CE QU'IL FAUT FAIRE.
Recopiez à l'identique toutes les lignes de la liste ci-dessous, s'il vous plaît, en laissant les images de côté.

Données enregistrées
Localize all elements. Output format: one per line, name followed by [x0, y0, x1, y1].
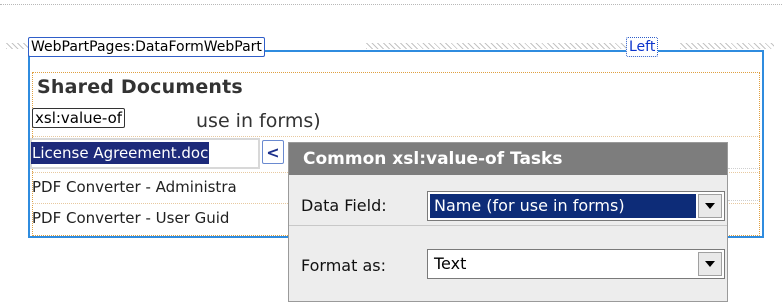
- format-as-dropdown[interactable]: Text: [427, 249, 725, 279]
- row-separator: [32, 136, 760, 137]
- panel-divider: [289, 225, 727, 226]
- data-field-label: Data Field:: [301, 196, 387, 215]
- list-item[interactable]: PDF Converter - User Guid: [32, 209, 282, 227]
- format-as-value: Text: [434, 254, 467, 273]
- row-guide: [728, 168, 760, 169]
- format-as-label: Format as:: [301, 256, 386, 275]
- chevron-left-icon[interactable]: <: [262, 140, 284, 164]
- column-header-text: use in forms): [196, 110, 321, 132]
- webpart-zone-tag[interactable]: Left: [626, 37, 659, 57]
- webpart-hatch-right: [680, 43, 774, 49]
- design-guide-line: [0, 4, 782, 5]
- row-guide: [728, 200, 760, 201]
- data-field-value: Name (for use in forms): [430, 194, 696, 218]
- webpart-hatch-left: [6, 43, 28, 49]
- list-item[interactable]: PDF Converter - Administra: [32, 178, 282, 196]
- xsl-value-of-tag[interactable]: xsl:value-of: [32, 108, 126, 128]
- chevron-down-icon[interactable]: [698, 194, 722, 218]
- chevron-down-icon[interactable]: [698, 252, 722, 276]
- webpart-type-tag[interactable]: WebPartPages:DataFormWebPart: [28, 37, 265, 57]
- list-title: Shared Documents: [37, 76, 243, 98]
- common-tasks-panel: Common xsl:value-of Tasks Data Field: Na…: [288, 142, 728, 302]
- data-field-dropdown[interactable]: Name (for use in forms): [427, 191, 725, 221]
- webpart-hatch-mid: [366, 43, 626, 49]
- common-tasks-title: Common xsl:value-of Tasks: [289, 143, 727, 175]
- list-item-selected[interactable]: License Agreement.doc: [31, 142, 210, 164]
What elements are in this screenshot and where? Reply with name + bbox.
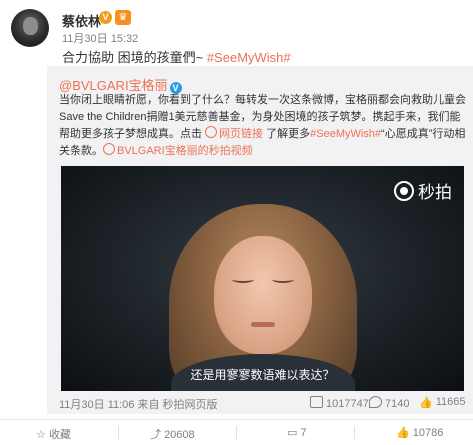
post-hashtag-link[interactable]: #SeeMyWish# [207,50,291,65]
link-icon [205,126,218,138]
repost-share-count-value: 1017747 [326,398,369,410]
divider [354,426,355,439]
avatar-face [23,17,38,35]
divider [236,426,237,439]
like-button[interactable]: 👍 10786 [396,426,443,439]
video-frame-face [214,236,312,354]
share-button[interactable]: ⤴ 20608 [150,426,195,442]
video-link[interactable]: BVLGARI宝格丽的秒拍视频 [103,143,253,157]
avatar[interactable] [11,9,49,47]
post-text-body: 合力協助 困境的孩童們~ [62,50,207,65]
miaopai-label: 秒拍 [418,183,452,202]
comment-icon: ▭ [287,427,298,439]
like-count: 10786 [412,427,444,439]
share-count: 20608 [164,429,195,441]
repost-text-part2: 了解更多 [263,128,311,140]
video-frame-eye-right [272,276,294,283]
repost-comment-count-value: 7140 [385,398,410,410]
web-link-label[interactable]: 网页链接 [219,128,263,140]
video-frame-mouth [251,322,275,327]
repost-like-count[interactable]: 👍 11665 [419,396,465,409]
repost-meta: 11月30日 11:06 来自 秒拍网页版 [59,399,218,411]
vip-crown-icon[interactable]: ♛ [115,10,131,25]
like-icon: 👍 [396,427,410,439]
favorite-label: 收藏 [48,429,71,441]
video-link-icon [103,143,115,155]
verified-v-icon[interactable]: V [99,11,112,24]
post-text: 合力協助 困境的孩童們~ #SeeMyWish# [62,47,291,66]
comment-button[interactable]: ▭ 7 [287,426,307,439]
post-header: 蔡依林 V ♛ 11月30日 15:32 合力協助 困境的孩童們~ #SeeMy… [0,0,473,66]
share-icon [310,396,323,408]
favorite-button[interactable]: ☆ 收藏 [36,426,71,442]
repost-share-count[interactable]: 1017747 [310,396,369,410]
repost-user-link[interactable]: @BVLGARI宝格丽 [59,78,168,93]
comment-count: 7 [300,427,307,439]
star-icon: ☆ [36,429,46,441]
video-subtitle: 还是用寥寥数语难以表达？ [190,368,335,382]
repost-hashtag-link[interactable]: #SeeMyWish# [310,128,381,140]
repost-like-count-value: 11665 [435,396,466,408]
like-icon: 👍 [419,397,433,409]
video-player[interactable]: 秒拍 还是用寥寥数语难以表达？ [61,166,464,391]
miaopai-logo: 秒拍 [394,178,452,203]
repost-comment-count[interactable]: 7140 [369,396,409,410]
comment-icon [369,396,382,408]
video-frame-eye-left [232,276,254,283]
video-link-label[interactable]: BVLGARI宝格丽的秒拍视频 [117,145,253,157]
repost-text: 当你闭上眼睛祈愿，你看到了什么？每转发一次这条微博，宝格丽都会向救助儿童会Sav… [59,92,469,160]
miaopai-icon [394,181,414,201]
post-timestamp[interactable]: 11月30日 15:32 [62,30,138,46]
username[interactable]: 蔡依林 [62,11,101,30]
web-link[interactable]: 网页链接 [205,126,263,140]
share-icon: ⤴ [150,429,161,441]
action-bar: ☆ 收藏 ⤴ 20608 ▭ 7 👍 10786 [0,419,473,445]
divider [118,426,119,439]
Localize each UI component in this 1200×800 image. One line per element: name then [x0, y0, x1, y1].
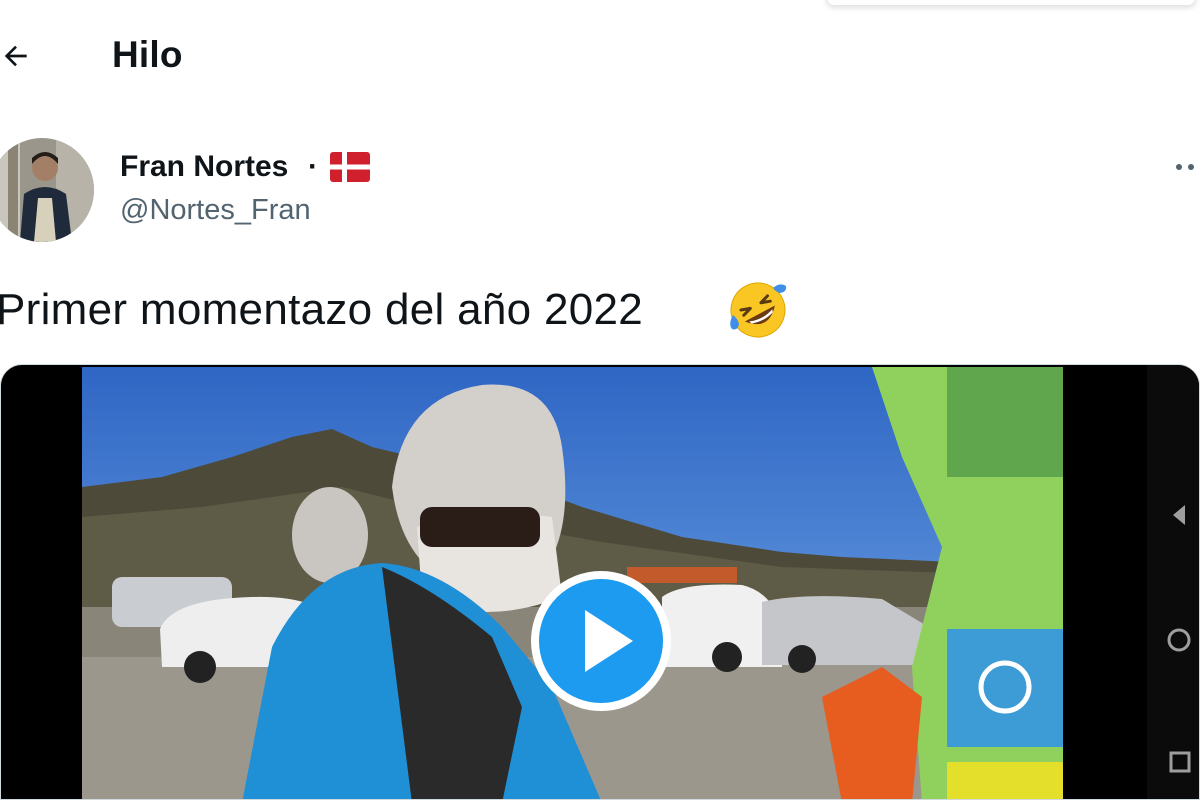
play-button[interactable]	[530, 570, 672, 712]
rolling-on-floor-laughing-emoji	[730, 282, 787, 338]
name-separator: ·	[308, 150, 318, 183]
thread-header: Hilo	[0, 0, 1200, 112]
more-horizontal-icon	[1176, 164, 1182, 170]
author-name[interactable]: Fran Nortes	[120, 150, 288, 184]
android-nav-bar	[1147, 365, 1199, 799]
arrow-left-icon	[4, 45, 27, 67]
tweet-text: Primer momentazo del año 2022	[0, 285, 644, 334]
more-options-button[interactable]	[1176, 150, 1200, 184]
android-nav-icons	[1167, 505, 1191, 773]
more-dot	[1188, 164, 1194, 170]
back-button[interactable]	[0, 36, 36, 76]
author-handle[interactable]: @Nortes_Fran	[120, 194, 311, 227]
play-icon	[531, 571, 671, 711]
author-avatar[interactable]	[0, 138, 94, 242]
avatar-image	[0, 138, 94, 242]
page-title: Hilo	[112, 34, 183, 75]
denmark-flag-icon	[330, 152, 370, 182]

RÉPONSE.
Localize all elements. Output format: one per line, name followed by [x0, y0, x1, y1].
- format-as-dropdown[interactable]: Text: [427, 249, 725, 279]
- row-separator: [32, 136, 760, 137]
- panel-divider: [289, 225, 727, 226]
- data-field-label: Data Field:: [301, 196, 387, 215]
- list-item[interactable]: PDF Converter - User Guid: [32, 209, 282, 227]
- format-as-value: Text: [434, 254, 467, 273]
- row-guide: [728, 168, 760, 169]
- format-as-label: Format as:: [301, 256, 386, 275]
- chevron-left-icon[interactable]: <: [262, 140, 284, 164]
- column-header-text: use in forms): [196, 110, 321, 132]
- webpart-zone-tag[interactable]: Left: [626, 37, 659, 57]
- webpart-hatch-right: [680, 43, 774, 49]
- design-guide-line: [0, 4, 782, 5]
- row-guide: [728, 200, 760, 201]
- data-field-value: Name (for use in forms): [430, 194, 696, 218]
- webpart-hatch-left: [6, 43, 28, 49]
- list-item[interactable]: PDF Converter - Administra: [32, 178, 282, 196]
- xsl-value-of-tag[interactable]: xsl:value-of: [32, 108, 126, 128]
- chevron-down-icon[interactable]: [698, 194, 722, 218]
- chevron-down-icon[interactable]: [698, 252, 722, 276]
- webpart-type-tag[interactable]: WebPartPages:DataFormWebPart: [28, 37, 265, 57]
- list-title: Shared Documents: [37, 76, 243, 98]
- common-tasks-panel: Common xsl:value-of Tasks Data Field: Na…: [288, 142, 728, 302]
- data-field-dropdown[interactable]: Name (for use in forms): [427, 191, 725, 221]
- webpart-hatch-mid: [366, 43, 626, 49]
- common-tasks-title: Common xsl:value-of Tasks: [289, 143, 727, 175]
- list-item-selected[interactable]: License Agreement.doc: [31, 142, 210, 164]
What elements are in this screenshot and where? Reply with name + bbox.
post-hashtag-link[interactable]: #SeeMyWish# [207,50,291,65]
link-icon [205,126,218,138]
repost-share-count-value: 1017747 [326,398,369,410]
divider [354,426,355,439]
avatar-face [23,17,38,35]
divider [236,426,237,439]
like-button[interactable]: 👍 10786 [396,426,443,439]
video-frame-face [214,236,312,354]
share-button[interactable]: ⤴ 20608 [150,426,195,442]
video-link[interactable]: BVLGARI宝格丽的秒拍视频 [103,143,253,157]
avatar[interactable] [11,9,49,47]
post-text-body: 合力協助 困境的孩童們~ [62,50,207,65]
miaopai-label: 秒拍 [418,183,452,202]
comment-icon: ▭ [287,427,298,439]
like-count: 10786 [412,427,444,439]
share-count: 20608 [164,429,195,441]
repost-text-part2: 了解更多 [263,128,311,140]
video-frame-eye-right [272,276,294,283]
repost-comment-count-value: 7140 [385,398,410,410]
web-link-label[interactable]: 网页链接 [219,128,263,140]
video-frame-mouth [251,322,275,327]
repost-like-count[interactable]: 👍 11665 [419,396,465,409]
repost-meta: 11月30日 11:06 来自 秒拍网页版 [59,399,218,411]
vip-crown-icon[interactable]: ♛ [115,10,131,25]
like-icon: 👍 [396,427,410,439]
favorite-label: 收藏 [48,429,71,441]
video-link-icon [103,143,115,155]
verified-v-icon[interactable]: V [99,11,112,24]
post-text: 合力協助 困境的孩童們~ #SeeMyWish# [62,47,291,66]
comment-button[interactable]: ▭ 7 [287,426,307,439]
post-header: 蔡依林 V ♛ 11月30日 15:32 合力協助 困境的孩童們~ #SeeMy… [0,0,473,66]
share-icon [310,396,323,408]
favorite-button[interactable]: ☆ 收藏 [36,426,71,442]
repost-share-count[interactable]: 1017747 [310,396,369,410]
repost-user-link[interactable]: @BVLGARI宝格丽 [59,78,168,93]
comment-count: 7 [300,427,307,439]
star-icon: ☆ [36,429,46,441]
video-subtitle: 还是用寥寥数语难以表达？ [190,368,335,382]
repost-hashtag-link[interactable]: #SeeMyWish# [310,128,381,140]
repost-like-count-value: 11665 [435,396,466,408]
like-icon: 👍 [419,397,433,409]
video-player[interactable]: 秒拍 还是用寥寥数语难以表达？ [61,166,464,391]
miaopai-logo: 秒拍 [394,178,452,203]
repost-comment-count[interactable]: 7140 [369,396,409,410]
comment-icon [369,396,382,408]
video-frame-eye-left [232,276,254,283]
video-link-label[interactable]: BVLGARI宝格丽的秒拍视频 [117,145,253,157]
repost-text: 当你闭上眼睛祈愿，你看到了什么？每转发一次这条微博，宝格丽都会向救助儿童会Sav… [59,92,469,160]
miaopai-icon [394,181,414,201]
post-timestamp[interactable]: 11月30日 15:32 [62,30,138,46]
username[interactable]: 蔡依林 [62,11,101,30]
web-link[interactable]: 网页链接 [205,126,263,140]
share-icon: ⤴ [150,429,161,441]
action-bar: ☆ 收藏 ⤴ 20608 ▭ 7 👍 10786 [0,419,473,445]
divider [118,426,119,439]
Localize each UI component in this 1200×800 image. One line per element: name then [x0, y0, x1, y1].
play-button[interactable]	[530, 570, 672, 712]
rolling-on-floor-laughing-emoji	[730, 282, 787, 338]
name-separator: ·	[308, 150, 318, 183]
thread-header: Hilo	[0, 0, 1200, 112]
more-horizontal-icon	[1176, 164, 1182, 170]
author-name[interactable]: Fran Nortes	[120, 150, 288, 184]
android-nav-bar	[1147, 365, 1199, 799]
arrow-left-icon	[4, 45, 27, 67]
tweet-text: Primer momentazo del año 2022	[0, 285, 644, 334]
more-options-button[interactable]	[1176, 150, 1200, 184]
android-nav-icons	[1167, 505, 1191, 773]
more-dot	[1188, 164, 1194, 170]
back-button[interactable]	[0, 36, 36, 76]
author-handle[interactable]: @Nortes_Fran	[120, 194, 311, 227]
play-icon	[531, 571, 671, 711]
author-avatar[interactable]	[0, 138, 94, 242]
avatar-image	[0, 138, 94, 242]
page-title: Hilo	[112, 34, 183, 75]
denmark-flag-icon	[330, 152, 370, 182]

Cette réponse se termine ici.